• Prompt: Search the records below for the word "JSON". Pull out each line that has it.

[Saved data entries]
--------------------------------------------------

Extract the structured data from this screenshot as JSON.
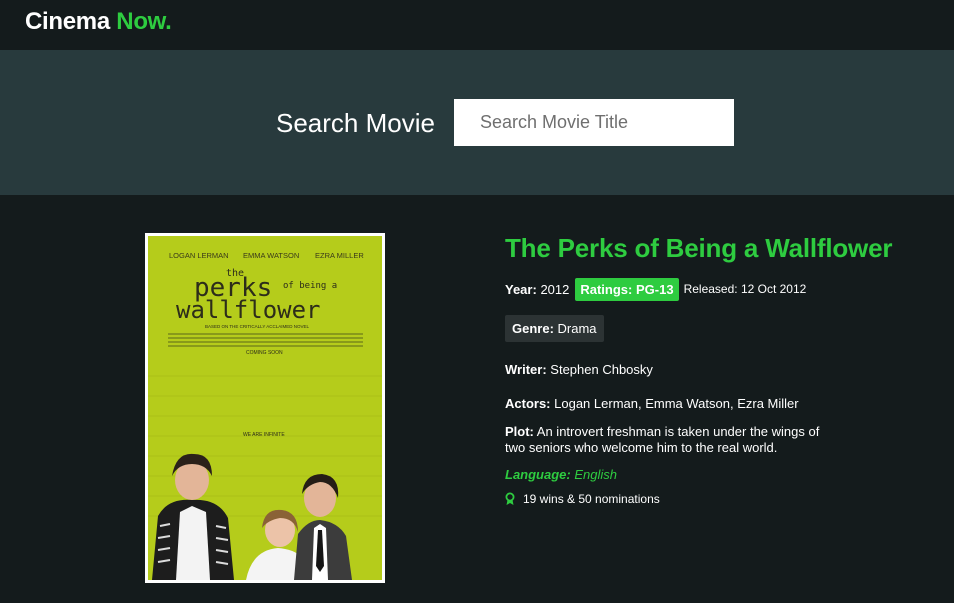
{
  "brand": {
    "name": "Cinema",
    "accent": "Now."
  },
  "search": {
    "label": "Search Movie",
    "placeholder": "Search Movie Title",
    "value": ""
  },
  "poster": {
    "actors": [
      "LOGAN LERMAN",
      "EMMA WATSON",
      "EZRA MILLER"
    ],
    "title_top": "the",
    "title_main": "perks",
    "title_small": "of being a",
    "title_bottom": "wallflower",
    "tagline": "BASED ON THE CRITICALLY ACCLAIMED NOVEL",
    "coming_soon": "COMING SOON",
    "slogan": "WE ARE INFINITE"
  },
  "movie": {
    "title": "The Perks of Being a Wallflower",
    "year_label": "Year:",
    "year": "2012",
    "rating_label": "Ratings:",
    "rating": "PG-13",
    "released_label": "Released:",
    "released": "12 Oct 2012",
    "genre_label": "Genre:",
    "genre": "Drama",
    "writer_label": "Writer:",
    "writer": "Stephen Chbosky",
    "actors_label": "Actors:",
    "actors": "Logan Lerman, Emma Watson, Ezra Miller",
    "plot_label": "Plot:",
    "plot": "An introvert freshman is taken under the wings of two seniors who welcome him to the real world.",
    "language_label": "Language:",
    "language": "English",
    "awards": "19 wins & 50 nominations"
  },
  "colors": {
    "accent": "#2ecc40",
    "background": "#141b1c",
    "band": "#283a3d",
    "poster_bg": "#b5cc1b"
  },
  "icons": {
    "awards": "award-ribbon-icon"
  }
}
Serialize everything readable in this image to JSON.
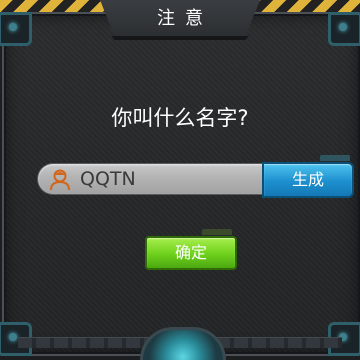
{
  "dialog": {
    "title": "注意",
    "question": "你叫什么名字?"
  },
  "name_input": {
    "value": "QQTN",
    "icon": "user-avatar-icon"
  },
  "buttons": {
    "generate_label": "生成",
    "confirm_label": "确定"
  },
  "colors": {
    "generate_button": "#1c8fcf",
    "confirm_button": "#6dd01c",
    "panel": "#26282a",
    "hazard_stripe": "#e0b43a"
  }
}
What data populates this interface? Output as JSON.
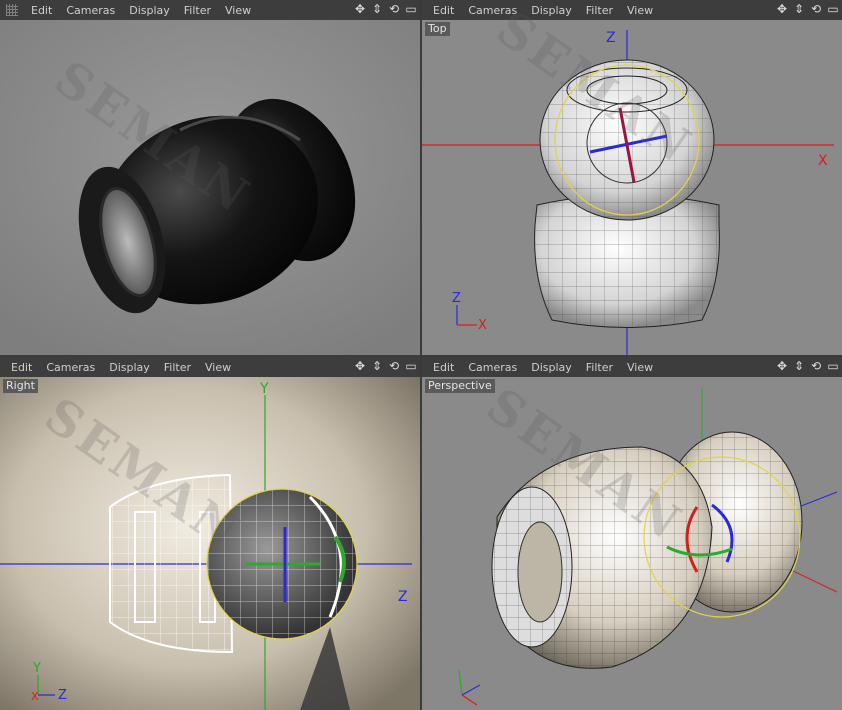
{
  "menu": {
    "edit": "Edit",
    "cameras": "Cameras",
    "display": "Display",
    "filter": "Filter",
    "view": "View"
  },
  "viewports": {
    "top": {
      "label": "Top"
    },
    "right": {
      "label": "Right"
    },
    "perspective": {
      "label": "Perspective"
    }
  },
  "axes": {
    "x": "X",
    "y": "Y",
    "z": "Z"
  },
  "watermark": "SEMAN",
  "icons": [
    "move-icon",
    "zoom-icon",
    "rotate-icon",
    "maximize-icon"
  ],
  "colors": {
    "axis_x": "#d22020",
    "axis_y": "#2ea82e",
    "axis_z": "#2a2ad8",
    "selection": "#e2d24a"
  }
}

--------------------------------------------------

• Result:
Extract the structured data from this screenshot as JSON.
Serialize everything readable in this image to JSON.
What data populates this interface? Output as JSON.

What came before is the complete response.